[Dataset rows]
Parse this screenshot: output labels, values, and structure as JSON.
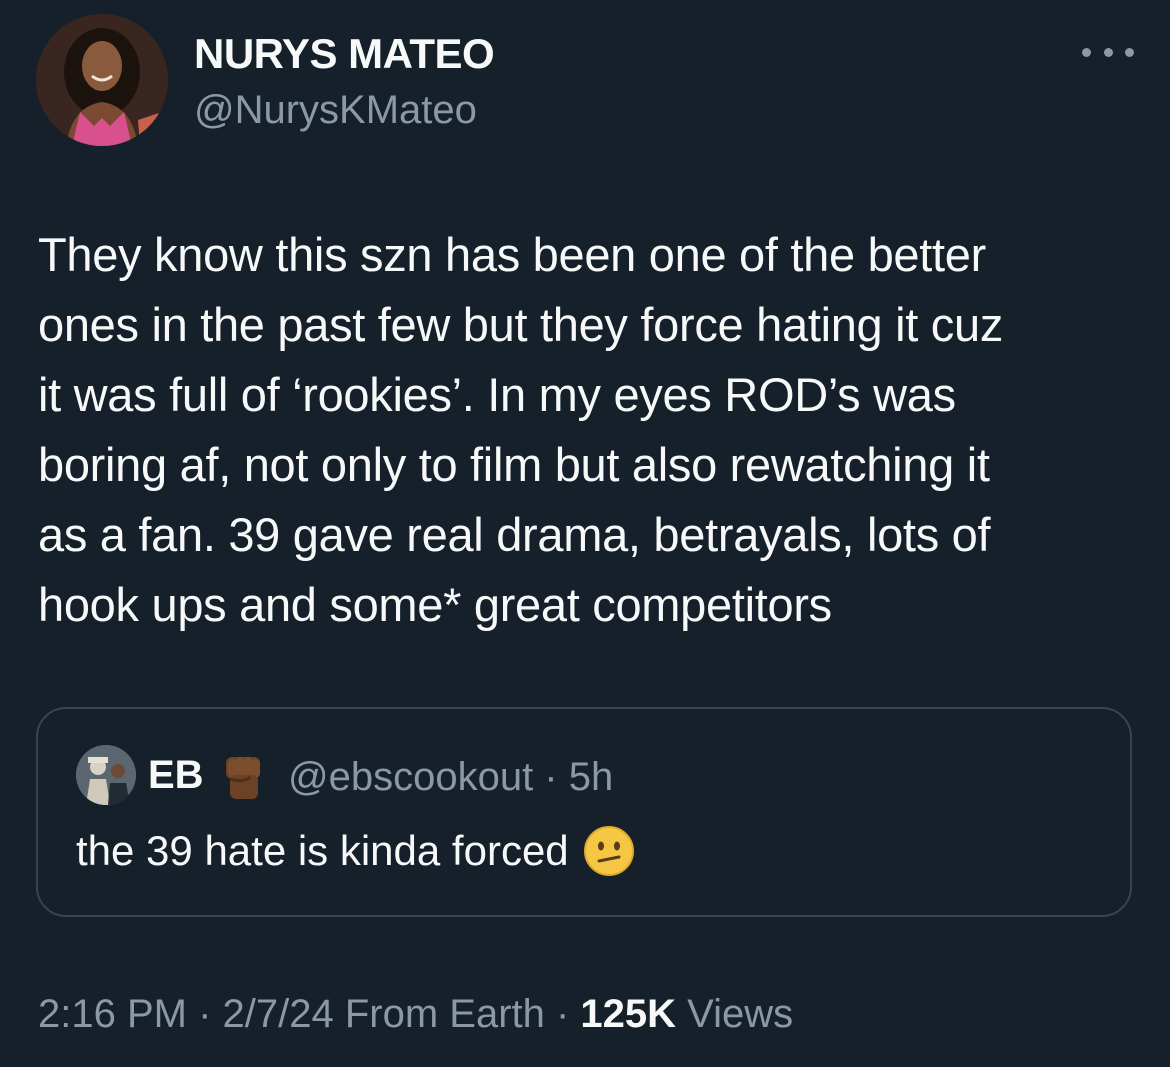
{
  "author": {
    "display_name": "NURYS MATEO",
    "handle": "@NurysKMateo",
    "avatar": "profile-photo"
  },
  "more_icon": "more-horizontal-icon",
  "tweet": {
    "text": "They know this szn has been one of the better\nones in the past few but they force hating it cuz\nit was full of ‘rookies’. In my eyes ROD’s was\nboring af, not only to film but also rewatching it\nas a fan. 39 gave real drama, betrayals, lots of\nhook ups and some* great competitors"
  },
  "quoted_tweet": {
    "display_name": "EB",
    "badge_emoji": "raised-fist-emoji",
    "handle_time": "@ebscookout · 5h",
    "text": "the 39 hate is kinda forced",
    "trailing_emoji": "confused-face-emoji"
  },
  "meta": {
    "time_date": "2:16 PM · 2/7/24 From Earth · ",
    "views_count": "125K",
    "views_label": " Views"
  },
  "colors": {
    "background": "#15202b",
    "primary_text": "#f7f9f9",
    "secondary_text": "#8b98a5",
    "border": "#38444d"
  }
}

= WORK TO DO =
Working from the material above, transcribe it exactly while omitting pictures.

= ANSWER TO THIS EXERCISE =
Parse this screenshot: output labels, values, and structure as JSON.
{
  "author": {
    "display_name": "NURYS MATEO",
    "handle": "@NurysKMateo",
    "avatar": "profile-photo"
  },
  "more_icon": "more-horizontal-icon",
  "tweet": {
    "text": "They know this szn has been one of the better\nones in the past few but they force hating it cuz\nit was full of ‘rookies’. In my eyes ROD’s was\nboring af, not only to film but also rewatching it\nas a fan. 39 gave real drama, betrayals, lots of\nhook ups and some* great competitors"
  },
  "quoted_tweet": {
    "display_name": "EB",
    "badge_emoji": "raised-fist-emoji",
    "handle_time": "@ebscookout · 5h",
    "text": "the 39 hate is kinda forced",
    "trailing_emoji": "confused-face-emoji"
  },
  "meta": {
    "time_date": "2:16 PM · 2/7/24 From Earth · ",
    "views_count": "125K",
    "views_label": " Views"
  },
  "colors": {
    "background": "#15202b",
    "primary_text": "#f7f9f9",
    "secondary_text": "#8b98a5",
    "border": "#38444d"
  }
}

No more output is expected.